▶ **Extracted information**
=-=-=

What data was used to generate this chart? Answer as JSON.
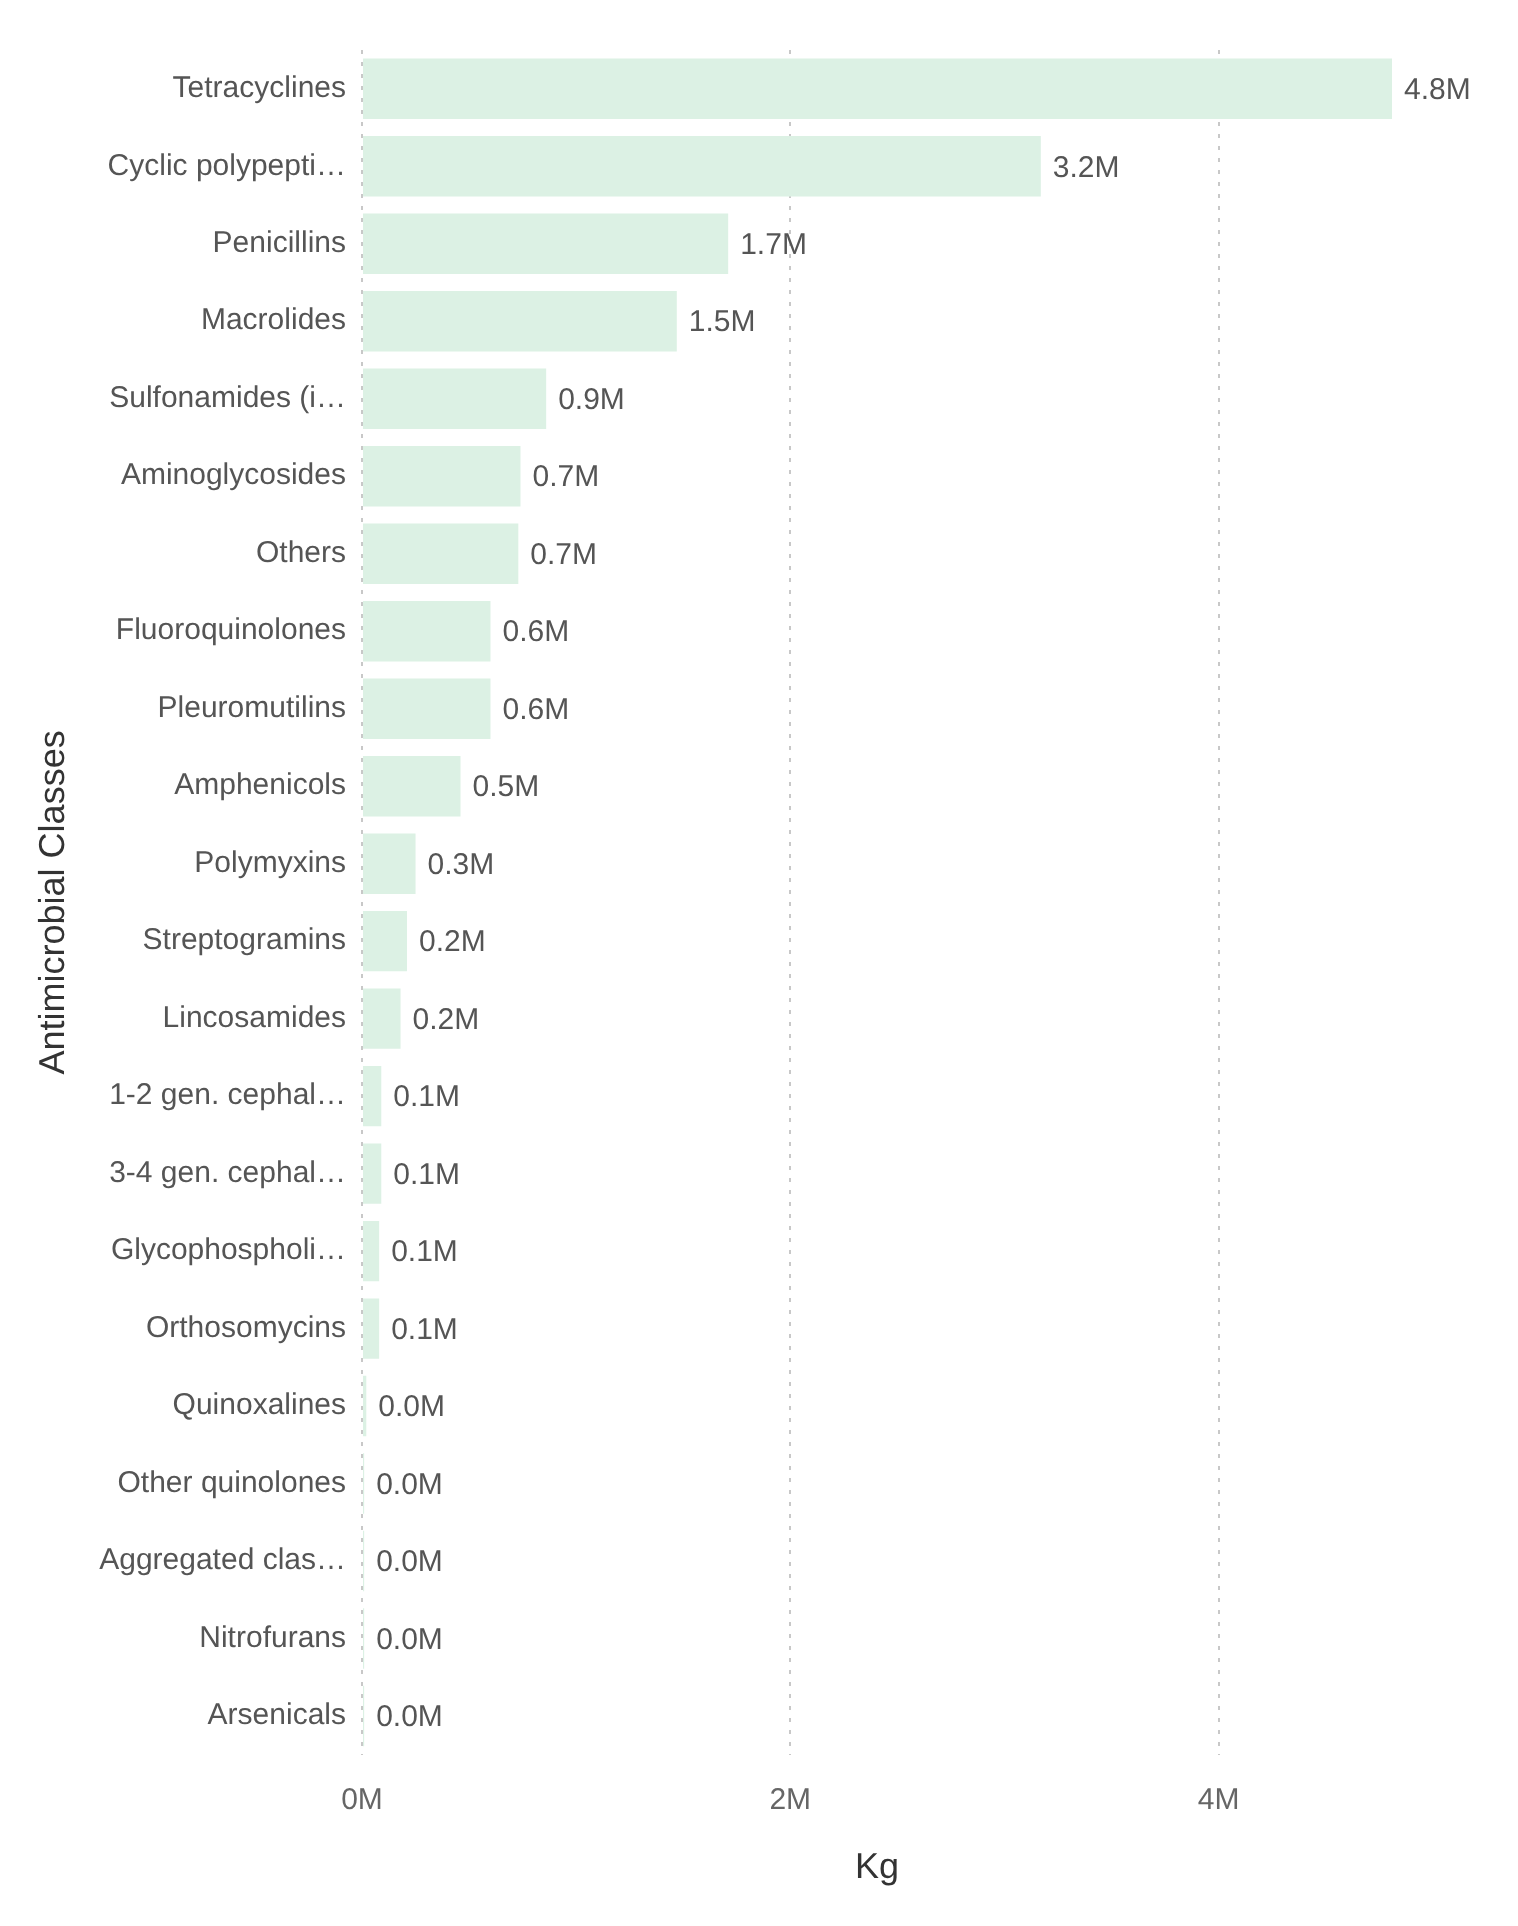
{
  "chart_data": {
    "type": "bar",
    "orientation": "horizontal",
    "xlabel": "Kg",
    "ylabel": "Antimicrobial Classes",
    "categories": [
      "Tetracyclines",
      "Cyclic polypepti…",
      "Penicillins",
      "Macrolides",
      "Sulfonamides (i…",
      "Aminoglycosides",
      "Others",
      "Fluoroquinolones",
      "Pleuromutilins",
      "Amphenicols",
      "Polymyxins",
      "Streptogramins",
      "Lincosamides",
      "1-2 gen. cephal…",
      "3-4 gen. cephal…",
      "Glycophospholi…",
      "Orthosomycins",
      "Quinoxalines",
      "Other quinolones",
      "Aggregated clas…",
      "Nitrofurans",
      "Arsenicals"
    ],
    "values": [
      4810000,
      3170000,
      1710000,
      1470000,
      860000,
      740000,
      730000,
      600000,
      600000,
      460000,
      250000,
      210000,
      180000,
      90000,
      90000,
      80000,
      80000,
      20000,
      10000,
      10000,
      10000,
      10000
    ],
    "value_labels": [
      "4.8M",
      "3.2M",
      "1.7M",
      "1.5M",
      "0.9M",
      "0.7M",
      "0.7M",
      "0.6M",
      "0.6M",
      "0.5M",
      "0.3M",
      "0.2M",
      "0.2M",
      "0.1M",
      "0.1M",
      "0.1M",
      "0.1M",
      "0.0M",
      "0.0M",
      "0.0M",
      "0.0M",
      "0.0M"
    ],
    "color": "#dcf1e4",
    "xlim": [
      0,
      4810000
    ],
    "xticks": [
      {
        "value": 0,
        "label": "0M"
      },
      {
        "value": 2000000,
        "label": "2M"
      },
      {
        "value": 4000000,
        "label": "4M"
      }
    ],
    "grid": "x"
  }
}
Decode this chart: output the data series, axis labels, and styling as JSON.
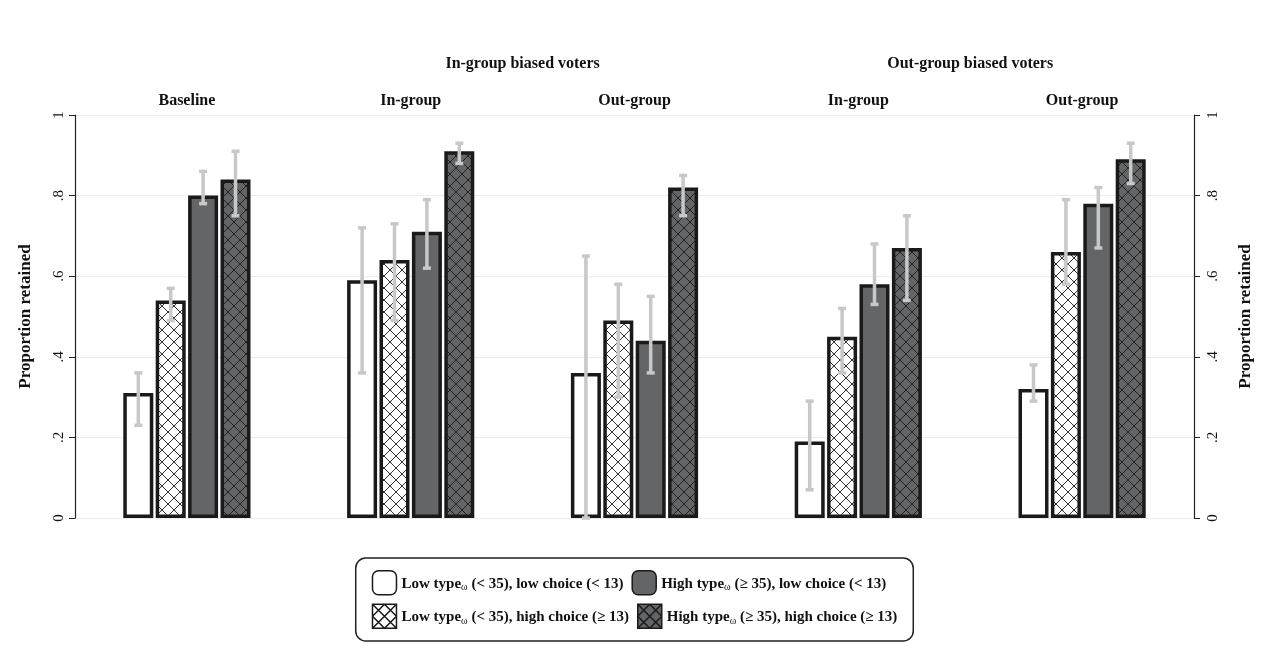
{
  "chart_data": {
    "type": "bar",
    "categories": [
      "Baseline",
      "In-group",
      "Out-group",
      "In-group",
      "Out-group"
    ],
    "annotations": [
      "In-group biased voters",
      "Out-group biased voters"
    ],
    "ylabel": "Proportion retained",
    "y2label": "Proportion retained",
    "ylim": [
      0,
      1
    ],
    "yticks": [
      0,
      {
        "value": 0.2,
        "label": ".2"
      },
      {
        "value": 0.4,
        "label": ".4"
      },
      {
        "value": 0.6,
        "label": ".6"
      },
      {
        "value": 0.8,
        "label": ".8"
      },
      1
    ],
    "y2lim": [
      0,
      1
    ],
    "y2ticks": [
      0,
      {
        "value": 0.2,
        "label": ".2"
      },
      {
        "value": 0.4,
        "label": ".4"
      },
      {
        "value": 0.6,
        "label": ".6"
      },
      {
        "value": 0.8,
        "label": ".8"
      },
      1
    ],
    "grid": "y",
    "legend": "bottom",
    "series": [
      {
        "name": "Low type$_{ω}$ (< 35), low choice (< 13)",
        "color": "#ffffff",
        "values": [
          0.31,
          0.59,
          0.36,
          0.19,
          0.32
        ],
        "errors": [
          [
            0.23,
            0.36
          ],
          [
            0.36,
            0.72
          ],
          [
            0,
            0.65
          ],
          [
            0.07,
            0.29
          ],
          [
            0.29,
            0.38
          ]
        ]
      },
      {
        "name": "Low type$_{ω}$ (< 35), high choice (≥ 13)",
        "color": "#ffffff",
        "values": [
          0.54,
          0.64,
          0.49,
          0.45,
          0.66
        ],
        "errors": [
          [
            0.49,
            0.57
          ],
          [
            0.49,
            0.73
          ],
          [
            0.3,
            0.58
          ],
          [
            0.36,
            0.52
          ],
          [
            0.58,
            0.79
          ]
        ]
      },
      {
        "name": "High type$_{ω}$ (≥ 35), low choice (< 13)",
        "color": "#646567",
        "values": [
          0.8,
          0.71,
          0.44,
          0.58,
          0.78
        ],
        "errors": [
          [
            0.78,
            0.86
          ],
          [
            0.62,
            0.79
          ],
          [
            0.36,
            0.55
          ],
          [
            0.53,
            0.68
          ],
          [
            0.67,
            0.82
          ]
        ]
      },
      {
        "name": "High type$_{ω}$ (≥ 35), high choice (≥ 13)",
        "color": "#646567",
        "values": [
          0.84,
          0.91,
          0.82,
          0.67,
          0.89
        ],
        "errors": [
          [
            0.75,
            0.91
          ],
          [
            0.88,
            0.93
          ],
          [
            0.75,
            0.85
          ],
          [
            0.54,
            0.75
          ],
          [
            0.83,
            0.93
          ]
        ]
      }
    ]
  }
}
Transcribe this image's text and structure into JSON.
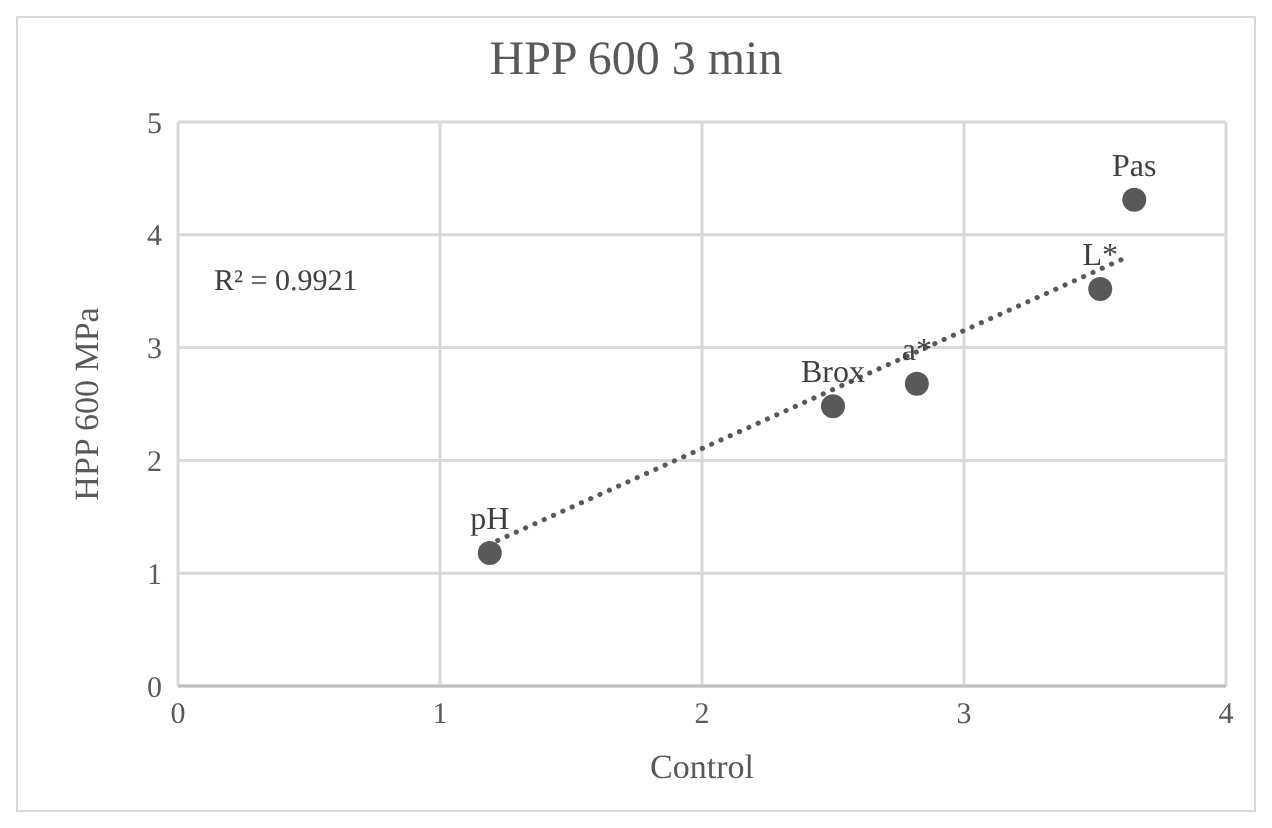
{
  "chart_data": {
    "type": "scatter",
    "title": "HPP 600 3 min",
    "xlabel": "Control",
    "ylabel": "HPP 600 MPa",
    "x": [
      1.19,
      2.5,
      2.82,
      3.52,
      3.65
    ],
    "series": [
      {
        "color": "#595959",
        "values": [
          1.18,
          2.48,
          2.68,
          3.52,
          4.31
        ],
        "marker": "circle"
      },
      {
        "type": "line",
        "color": "#595959",
        "x": [
          1.22,
          3.62
        ],
        "values": [
          1.29,
          3.8
        ],
        "line_style": "dotted",
        "marker": "none"
      }
    ],
    "annotations": [
      "R² = 0.9921",
      {
        "text": "pH",
        "x": 1.19,
        "y": 1.18
      },
      {
        "text": "Brox",
        "x": 2.5,
        "y": 2.48
      },
      {
        "text": "a*",
        "x": 2.82,
        "y": 2.68
      },
      {
        "text": "L*",
        "x": 3.52,
        "y": 3.52
      },
      {
        "text": "Pas",
        "x": 3.65,
        "y": 4.31
      }
    ],
    "xlim": [
      0,
      4
    ],
    "xticks": [
      0,
      1,
      2,
      3,
      4
    ],
    "ylim": [
      0,
      5
    ],
    "yticks": [
      0,
      1,
      2,
      3,
      4,
      5
    ],
    "grid": true,
    "legend": false
  }
}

=-=-=

▶ **Direction**
Go through the records and show every line with the string "text" in it.

▶ **Answer below**
Transcribe this image's text and structure into JSON.
        "text": "pH",
        "text": "Brox",
        "text": "a*",
        "text": "L*",
        "text": "Pas",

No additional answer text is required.